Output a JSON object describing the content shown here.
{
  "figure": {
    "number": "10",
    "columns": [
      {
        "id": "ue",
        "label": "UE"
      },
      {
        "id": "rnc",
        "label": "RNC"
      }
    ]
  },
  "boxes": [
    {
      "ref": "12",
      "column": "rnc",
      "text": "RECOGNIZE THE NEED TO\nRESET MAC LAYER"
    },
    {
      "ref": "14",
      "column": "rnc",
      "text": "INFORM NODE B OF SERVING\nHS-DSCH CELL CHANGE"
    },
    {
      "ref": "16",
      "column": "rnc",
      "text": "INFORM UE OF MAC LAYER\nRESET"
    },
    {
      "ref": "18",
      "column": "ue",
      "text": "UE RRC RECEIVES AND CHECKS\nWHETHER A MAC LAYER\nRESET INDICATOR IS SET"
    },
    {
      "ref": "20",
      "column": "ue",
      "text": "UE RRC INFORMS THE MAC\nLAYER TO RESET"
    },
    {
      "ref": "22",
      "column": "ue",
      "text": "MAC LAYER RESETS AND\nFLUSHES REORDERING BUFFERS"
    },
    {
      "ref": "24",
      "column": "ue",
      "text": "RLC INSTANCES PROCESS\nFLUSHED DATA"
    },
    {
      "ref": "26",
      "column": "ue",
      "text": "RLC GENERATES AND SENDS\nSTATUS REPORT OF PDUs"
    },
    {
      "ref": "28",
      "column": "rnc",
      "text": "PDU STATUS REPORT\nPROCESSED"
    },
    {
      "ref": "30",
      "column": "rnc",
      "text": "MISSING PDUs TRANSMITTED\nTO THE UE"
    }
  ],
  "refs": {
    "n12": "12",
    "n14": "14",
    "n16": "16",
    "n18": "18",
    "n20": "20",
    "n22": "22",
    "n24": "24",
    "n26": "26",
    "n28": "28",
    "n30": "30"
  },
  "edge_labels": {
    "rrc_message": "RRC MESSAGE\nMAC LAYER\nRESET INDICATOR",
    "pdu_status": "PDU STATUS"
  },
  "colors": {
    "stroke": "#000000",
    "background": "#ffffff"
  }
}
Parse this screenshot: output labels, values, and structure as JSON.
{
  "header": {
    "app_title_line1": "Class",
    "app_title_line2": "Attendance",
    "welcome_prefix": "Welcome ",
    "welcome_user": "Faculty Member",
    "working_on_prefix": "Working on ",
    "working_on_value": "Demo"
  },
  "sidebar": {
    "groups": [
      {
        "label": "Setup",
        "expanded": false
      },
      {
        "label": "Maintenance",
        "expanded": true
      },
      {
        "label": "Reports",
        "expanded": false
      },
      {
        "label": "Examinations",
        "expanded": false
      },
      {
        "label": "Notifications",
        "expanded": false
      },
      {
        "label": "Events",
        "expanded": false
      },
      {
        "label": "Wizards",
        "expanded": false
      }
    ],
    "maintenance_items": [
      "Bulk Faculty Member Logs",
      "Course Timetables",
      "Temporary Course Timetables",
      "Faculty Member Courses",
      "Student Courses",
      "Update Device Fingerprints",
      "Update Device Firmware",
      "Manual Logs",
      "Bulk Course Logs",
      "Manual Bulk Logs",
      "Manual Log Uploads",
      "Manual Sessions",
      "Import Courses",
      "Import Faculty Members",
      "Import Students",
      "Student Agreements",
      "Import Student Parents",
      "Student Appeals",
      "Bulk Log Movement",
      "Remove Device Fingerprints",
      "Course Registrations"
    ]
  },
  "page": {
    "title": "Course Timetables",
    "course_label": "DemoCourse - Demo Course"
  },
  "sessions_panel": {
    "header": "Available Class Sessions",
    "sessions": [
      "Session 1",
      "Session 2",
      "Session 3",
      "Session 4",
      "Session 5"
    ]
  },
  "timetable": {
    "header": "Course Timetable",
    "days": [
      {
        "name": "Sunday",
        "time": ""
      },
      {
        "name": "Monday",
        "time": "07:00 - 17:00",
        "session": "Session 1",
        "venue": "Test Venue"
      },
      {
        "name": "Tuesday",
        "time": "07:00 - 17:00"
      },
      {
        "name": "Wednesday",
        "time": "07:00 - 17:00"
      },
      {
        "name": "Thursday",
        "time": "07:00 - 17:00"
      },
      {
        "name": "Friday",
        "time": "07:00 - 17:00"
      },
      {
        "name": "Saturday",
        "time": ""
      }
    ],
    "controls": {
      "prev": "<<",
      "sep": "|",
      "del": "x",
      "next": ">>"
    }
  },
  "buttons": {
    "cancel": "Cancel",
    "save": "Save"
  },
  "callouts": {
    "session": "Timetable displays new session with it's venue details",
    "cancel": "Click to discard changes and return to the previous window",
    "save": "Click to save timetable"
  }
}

Set task –
Copy out all of the lines above exactly.

Result –
Output a JSON object describing the content shown here.
{
  "figure": {
    "number": "10",
    "columns": [
      {
        "id": "ue",
        "label": "UE"
      },
      {
        "id": "rnc",
        "label": "RNC"
      }
    ]
  },
  "boxes": [
    {
      "ref": "12",
      "column": "rnc",
      "text": "RECOGNIZE THE NEED TO\nRESET MAC LAYER"
    },
    {
      "ref": "14",
      "column": "rnc",
      "text": "INFORM NODE B OF SERVING\nHS-DSCH CELL CHANGE"
    },
    {
      "ref": "16",
      "column": "rnc",
      "text": "INFORM UE OF MAC LAYER\nRESET"
    },
    {
      "ref": "18",
      "column": "ue",
      "text": "UE RRC RECEIVES AND CHECKS\nWHETHER A MAC LAYER\nRESET INDICATOR IS SET"
    },
    {
      "ref": "20",
      "column": "ue",
      "text": "UE RRC INFORMS THE MAC\nLAYER TO RESET"
    },
    {
      "ref": "22",
      "column": "ue",
      "text": "MAC LAYER RESETS AND\nFLUSHES REORDERING BUFFERS"
    },
    {
      "ref": "24",
      "column": "ue",
      "text": "RLC INSTANCES PROCESS\nFLUSHED DATA"
    },
    {
      "ref": "26",
      "column": "ue",
      "text": "RLC GENERATES AND SENDS\nSTATUS REPORT OF PDUs"
    },
    {
      "ref": "28",
      "column": "rnc",
      "text": "PDU STATUS REPORT\nPROCESSED"
    },
    {
      "ref": "30",
      "column": "rnc",
      "text": "MISSING PDUs TRANSMITTED\nTO THE UE"
    }
  ],
  "refs": {
    "n12": "12",
    "n14": "14",
    "n16": "16",
    "n18": "18",
    "n20": "20",
    "n22": "22",
    "n24": "24",
    "n26": "26",
    "n28": "28",
    "n30": "30"
  },
  "edge_labels": {
    "rrc_message": "RRC MESSAGE\nMAC LAYER\nRESET INDICATOR",
    "pdu_status": "PDU STATUS"
  },
  "colors": {
    "stroke": "#000000",
    "background": "#ffffff"
  }
}
Parse this screenshot: output labels, values, and structure as JSON.
{
  "header": {
    "app_title_line1": "Class",
    "app_title_line2": "Attendance",
    "welcome_prefix": "Welcome ",
    "welcome_user": "Faculty Member",
    "working_on_prefix": "Working on ",
    "working_on_value": "Demo"
  },
  "sidebar": {
    "groups": [
      {
        "label": "Setup",
        "expanded": false
      },
      {
        "label": "Maintenance",
        "expanded": true
      },
      {
        "label": "Reports",
        "expanded": false
      },
      {
        "label": "Examinations",
        "expanded": false
      },
      {
        "label": "Notifications",
        "expanded": false
      },
      {
        "label": "Events",
        "expanded": false
      },
      {
        "label": "Wizards",
        "expanded": false
      }
    ],
    "maintenance_items": [
      "Bulk Faculty Member Logs",
      "Course Timetables",
      "Temporary Course Timetables",
      "Faculty Member Courses",
      "Student Courses",
      "Update Device Fingerprints",
      "Update Device Firmware",
      "Manual Logs",
      "Bulk Course Logs",
      "Manual Bulk Logs",
      "Manual Log Uploads",
      "Manual Sessions",
      "Import Courses",
      "Import Faculty Members",
      "Import Students",
      "Student Agreements",
      "Import Student Parents",
      "Student Appeals",
      "Bulk Log Movement",
      "Remove Device Fingerprints",
      "Course Registrations"
    ]
  },
  "page": {
    "title": "Course Timetables",
    "course_label": "DemoCourse - Demo Course"
  },
  "sessions_panel": {
    "header": "Available Class Sessions",
    "sessions": [
      "Session 1",
      "Session 2",
      "Session 3",
      "Session 4",
      "Session 5"
    ]
  },
  "timetable": {
    "header": "Course Timetable",
    "days": [
      {
        "name": "Sunday",
        "time": ""
      },
      {
        "name": "Monday",
        "time": "07:00 - 17:00",
        "session": "Session 1",
        "venue": "Test Venue"
      },
      {
        "name": "Tuesday",
        "time": "07:00 - 17:00"
      },
      {
        "name": "Wednesday",
        "time": "07:00 - 17:00"
      },
      {
        "name": "Thursday",
        "time": "07:00 - 17:00"
      },
      {
        "name": "Friday",
        "time": "07:00 - 17:00"
      },
      {
        "name": "Saturday",
        "time": ""
      }
    ],
    "controls": {
      "prev": "<<",
      "sep": "|",
      "del": "x",
      "next": ">>"
    }
  },
  "buttons": {
    "cancel": "Cancel",
    "save": "Save"
  },
  "callouts": {
    "session": "Timetable displays new session with it's venue details",
    "cancel": "Click to discard changes and return to the previous window",
    "save": "Click to save timetable"
  }
}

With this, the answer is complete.